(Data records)
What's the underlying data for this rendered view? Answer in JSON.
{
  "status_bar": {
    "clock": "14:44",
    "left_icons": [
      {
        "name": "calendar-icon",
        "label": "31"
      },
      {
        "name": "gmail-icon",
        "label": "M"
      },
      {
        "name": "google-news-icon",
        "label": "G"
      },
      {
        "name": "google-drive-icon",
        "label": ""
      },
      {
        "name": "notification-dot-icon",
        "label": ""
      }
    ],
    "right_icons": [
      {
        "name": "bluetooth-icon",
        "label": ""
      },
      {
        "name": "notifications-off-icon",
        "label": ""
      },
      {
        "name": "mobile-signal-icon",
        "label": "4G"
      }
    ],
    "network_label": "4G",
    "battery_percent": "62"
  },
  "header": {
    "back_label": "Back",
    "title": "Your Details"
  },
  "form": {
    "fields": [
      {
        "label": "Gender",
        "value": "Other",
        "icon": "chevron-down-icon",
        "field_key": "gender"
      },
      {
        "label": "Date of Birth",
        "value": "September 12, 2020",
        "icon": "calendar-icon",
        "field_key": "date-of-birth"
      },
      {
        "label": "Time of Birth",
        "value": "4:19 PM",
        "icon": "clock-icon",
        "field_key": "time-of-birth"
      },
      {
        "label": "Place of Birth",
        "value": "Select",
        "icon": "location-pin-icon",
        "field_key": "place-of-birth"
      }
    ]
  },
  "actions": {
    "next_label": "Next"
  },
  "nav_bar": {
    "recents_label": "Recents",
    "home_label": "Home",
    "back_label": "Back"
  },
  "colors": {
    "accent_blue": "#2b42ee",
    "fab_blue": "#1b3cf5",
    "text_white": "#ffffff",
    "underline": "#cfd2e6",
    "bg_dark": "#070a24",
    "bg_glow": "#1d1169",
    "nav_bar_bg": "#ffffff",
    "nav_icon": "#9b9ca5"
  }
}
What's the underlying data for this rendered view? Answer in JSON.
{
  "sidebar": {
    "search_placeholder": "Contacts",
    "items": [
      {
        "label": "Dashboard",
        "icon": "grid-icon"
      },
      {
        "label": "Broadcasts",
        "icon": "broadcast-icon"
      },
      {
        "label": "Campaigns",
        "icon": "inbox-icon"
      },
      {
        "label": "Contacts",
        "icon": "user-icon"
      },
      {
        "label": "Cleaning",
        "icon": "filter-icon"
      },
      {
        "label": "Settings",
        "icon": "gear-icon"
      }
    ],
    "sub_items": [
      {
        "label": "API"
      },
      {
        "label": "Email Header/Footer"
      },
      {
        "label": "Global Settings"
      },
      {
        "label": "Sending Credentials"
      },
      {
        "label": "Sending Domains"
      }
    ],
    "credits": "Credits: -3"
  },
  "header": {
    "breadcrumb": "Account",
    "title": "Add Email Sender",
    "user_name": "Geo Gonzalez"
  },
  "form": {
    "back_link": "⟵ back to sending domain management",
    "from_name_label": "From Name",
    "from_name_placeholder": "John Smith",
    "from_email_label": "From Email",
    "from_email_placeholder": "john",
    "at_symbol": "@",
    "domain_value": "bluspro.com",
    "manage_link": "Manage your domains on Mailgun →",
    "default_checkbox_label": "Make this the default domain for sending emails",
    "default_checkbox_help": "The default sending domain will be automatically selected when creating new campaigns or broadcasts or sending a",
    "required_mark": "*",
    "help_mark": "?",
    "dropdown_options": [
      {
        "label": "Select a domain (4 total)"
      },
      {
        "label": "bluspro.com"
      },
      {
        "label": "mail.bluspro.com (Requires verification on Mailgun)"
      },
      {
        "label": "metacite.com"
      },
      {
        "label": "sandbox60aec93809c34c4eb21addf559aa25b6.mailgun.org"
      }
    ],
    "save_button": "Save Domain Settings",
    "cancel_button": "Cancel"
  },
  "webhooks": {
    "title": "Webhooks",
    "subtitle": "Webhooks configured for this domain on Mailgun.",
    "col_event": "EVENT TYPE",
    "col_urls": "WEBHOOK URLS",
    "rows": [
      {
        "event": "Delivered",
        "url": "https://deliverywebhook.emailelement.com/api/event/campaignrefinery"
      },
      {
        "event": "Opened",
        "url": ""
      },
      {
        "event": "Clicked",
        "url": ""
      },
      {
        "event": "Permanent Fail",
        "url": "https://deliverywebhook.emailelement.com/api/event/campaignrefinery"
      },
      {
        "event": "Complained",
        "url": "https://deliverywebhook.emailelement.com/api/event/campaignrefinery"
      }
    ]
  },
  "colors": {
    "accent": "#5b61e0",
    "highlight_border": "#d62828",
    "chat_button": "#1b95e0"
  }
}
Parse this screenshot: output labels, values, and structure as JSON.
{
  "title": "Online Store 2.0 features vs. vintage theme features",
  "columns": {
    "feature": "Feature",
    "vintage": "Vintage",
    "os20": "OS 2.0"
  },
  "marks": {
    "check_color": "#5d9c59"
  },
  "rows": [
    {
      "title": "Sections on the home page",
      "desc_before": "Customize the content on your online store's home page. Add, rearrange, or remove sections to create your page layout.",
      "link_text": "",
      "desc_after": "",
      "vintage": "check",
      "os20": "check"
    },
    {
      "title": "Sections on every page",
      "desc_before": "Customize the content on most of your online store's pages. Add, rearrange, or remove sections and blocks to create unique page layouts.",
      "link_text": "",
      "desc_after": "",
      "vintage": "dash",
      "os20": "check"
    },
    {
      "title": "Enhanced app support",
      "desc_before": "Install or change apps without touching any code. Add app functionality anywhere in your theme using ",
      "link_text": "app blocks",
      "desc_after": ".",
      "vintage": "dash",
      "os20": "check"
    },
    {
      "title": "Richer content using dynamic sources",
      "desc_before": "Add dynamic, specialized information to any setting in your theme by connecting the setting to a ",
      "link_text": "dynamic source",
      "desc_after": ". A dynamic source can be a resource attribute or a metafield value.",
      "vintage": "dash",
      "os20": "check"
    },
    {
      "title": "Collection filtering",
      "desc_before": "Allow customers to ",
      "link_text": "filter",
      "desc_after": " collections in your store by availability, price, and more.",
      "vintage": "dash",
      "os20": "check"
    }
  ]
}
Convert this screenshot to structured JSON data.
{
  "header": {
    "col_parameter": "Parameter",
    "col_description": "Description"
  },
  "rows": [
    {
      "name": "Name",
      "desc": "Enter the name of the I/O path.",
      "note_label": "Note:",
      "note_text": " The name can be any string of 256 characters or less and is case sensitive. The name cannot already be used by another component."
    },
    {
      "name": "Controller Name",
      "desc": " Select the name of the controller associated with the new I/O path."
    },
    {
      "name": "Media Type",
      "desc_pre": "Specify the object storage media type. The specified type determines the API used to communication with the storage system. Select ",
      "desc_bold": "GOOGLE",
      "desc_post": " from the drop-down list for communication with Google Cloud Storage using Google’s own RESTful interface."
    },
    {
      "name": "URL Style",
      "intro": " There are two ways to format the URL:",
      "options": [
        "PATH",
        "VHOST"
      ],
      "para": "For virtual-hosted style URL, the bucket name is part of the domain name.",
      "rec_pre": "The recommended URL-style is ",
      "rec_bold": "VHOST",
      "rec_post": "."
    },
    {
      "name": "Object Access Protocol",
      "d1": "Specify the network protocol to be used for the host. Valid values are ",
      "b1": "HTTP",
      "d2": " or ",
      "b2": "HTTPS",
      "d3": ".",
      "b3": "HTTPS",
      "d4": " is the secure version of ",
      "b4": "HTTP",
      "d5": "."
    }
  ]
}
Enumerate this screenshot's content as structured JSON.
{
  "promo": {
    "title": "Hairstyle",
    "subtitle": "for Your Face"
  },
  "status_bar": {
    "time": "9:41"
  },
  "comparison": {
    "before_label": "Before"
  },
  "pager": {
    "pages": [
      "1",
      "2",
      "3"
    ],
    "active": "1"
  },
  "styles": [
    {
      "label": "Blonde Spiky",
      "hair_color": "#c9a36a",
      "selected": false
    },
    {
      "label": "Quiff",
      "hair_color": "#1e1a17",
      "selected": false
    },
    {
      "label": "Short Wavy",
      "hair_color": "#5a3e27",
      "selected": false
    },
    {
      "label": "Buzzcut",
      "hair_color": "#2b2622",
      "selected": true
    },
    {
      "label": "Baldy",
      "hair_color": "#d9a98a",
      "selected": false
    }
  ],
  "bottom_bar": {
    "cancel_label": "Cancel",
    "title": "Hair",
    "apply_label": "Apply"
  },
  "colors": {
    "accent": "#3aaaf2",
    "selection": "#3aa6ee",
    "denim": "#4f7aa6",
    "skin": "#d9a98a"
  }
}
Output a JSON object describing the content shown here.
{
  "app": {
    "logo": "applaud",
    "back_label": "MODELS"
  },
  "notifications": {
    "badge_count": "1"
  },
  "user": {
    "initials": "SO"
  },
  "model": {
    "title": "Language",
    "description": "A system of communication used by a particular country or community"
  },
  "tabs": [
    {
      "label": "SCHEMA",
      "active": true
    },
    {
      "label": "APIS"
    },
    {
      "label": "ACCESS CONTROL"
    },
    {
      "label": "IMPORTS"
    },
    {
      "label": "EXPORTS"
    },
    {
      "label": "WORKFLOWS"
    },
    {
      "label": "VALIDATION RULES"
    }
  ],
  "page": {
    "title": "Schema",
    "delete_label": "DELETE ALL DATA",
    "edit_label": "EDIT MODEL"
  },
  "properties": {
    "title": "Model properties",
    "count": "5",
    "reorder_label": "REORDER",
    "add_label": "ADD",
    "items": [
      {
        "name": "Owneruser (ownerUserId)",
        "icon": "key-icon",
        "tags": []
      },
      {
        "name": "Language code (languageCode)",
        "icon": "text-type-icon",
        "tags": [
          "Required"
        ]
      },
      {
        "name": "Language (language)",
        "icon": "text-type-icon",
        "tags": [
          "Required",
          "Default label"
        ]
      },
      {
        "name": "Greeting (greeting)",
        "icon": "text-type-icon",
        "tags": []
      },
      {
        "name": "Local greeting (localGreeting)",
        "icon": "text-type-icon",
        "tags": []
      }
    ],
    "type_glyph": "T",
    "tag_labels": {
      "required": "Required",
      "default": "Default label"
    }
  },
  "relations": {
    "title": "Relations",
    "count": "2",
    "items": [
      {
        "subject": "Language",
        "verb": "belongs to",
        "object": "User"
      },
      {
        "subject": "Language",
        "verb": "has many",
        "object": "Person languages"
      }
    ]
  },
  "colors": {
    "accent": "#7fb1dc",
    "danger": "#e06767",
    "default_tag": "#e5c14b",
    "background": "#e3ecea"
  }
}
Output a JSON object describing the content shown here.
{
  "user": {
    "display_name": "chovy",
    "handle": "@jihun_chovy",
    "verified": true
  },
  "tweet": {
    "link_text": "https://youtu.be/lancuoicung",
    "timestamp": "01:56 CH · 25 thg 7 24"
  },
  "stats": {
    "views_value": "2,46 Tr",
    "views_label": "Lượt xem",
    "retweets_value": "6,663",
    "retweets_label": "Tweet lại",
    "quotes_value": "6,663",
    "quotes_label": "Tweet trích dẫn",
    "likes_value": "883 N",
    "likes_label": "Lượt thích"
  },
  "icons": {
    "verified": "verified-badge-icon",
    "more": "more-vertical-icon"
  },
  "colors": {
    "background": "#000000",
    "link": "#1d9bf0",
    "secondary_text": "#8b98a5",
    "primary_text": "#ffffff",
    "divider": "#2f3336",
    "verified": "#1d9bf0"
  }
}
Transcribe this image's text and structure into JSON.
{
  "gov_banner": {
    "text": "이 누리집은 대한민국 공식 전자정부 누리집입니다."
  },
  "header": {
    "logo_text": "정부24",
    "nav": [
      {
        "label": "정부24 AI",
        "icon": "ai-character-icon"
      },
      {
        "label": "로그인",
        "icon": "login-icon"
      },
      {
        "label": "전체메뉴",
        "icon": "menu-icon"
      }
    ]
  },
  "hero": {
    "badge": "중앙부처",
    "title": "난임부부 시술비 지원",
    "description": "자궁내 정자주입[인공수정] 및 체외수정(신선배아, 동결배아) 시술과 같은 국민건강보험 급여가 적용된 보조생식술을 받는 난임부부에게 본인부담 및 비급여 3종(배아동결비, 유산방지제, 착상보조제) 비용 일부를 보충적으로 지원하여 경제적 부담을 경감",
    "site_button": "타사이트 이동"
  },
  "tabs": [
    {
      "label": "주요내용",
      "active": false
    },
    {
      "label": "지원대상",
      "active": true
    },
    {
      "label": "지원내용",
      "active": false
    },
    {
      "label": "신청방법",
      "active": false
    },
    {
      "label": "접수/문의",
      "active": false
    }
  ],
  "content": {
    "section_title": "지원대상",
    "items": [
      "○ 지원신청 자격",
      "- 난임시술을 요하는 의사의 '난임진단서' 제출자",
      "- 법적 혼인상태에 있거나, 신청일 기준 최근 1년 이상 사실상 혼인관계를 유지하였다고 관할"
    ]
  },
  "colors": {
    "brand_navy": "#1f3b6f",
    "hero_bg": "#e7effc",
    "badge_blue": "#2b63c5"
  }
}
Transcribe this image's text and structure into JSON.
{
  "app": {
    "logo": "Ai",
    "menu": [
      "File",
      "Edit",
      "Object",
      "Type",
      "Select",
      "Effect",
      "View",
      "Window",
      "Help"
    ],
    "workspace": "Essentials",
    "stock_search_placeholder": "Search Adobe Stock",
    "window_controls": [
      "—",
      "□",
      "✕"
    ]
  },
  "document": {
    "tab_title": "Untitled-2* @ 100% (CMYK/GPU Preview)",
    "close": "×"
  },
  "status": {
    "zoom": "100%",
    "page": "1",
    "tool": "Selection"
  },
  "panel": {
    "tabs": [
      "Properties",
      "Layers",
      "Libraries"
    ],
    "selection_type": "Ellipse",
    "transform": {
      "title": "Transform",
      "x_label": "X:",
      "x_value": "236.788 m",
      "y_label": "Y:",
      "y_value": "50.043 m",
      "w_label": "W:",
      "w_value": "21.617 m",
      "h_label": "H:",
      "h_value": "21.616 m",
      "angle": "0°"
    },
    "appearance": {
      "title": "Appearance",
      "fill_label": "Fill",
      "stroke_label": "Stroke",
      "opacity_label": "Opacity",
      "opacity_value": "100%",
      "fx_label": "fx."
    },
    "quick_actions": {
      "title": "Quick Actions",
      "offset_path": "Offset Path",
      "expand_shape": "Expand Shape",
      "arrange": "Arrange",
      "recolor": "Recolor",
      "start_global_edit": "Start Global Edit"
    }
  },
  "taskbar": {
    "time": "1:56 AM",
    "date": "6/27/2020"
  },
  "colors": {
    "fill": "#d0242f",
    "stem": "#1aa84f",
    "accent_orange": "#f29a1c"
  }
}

• Brief: Find the string "Cancel" in the entries above and return each line that holds it.

• Exercise response:
    "cancel_button": "Cancel"
    "cancel_label": "Cancel",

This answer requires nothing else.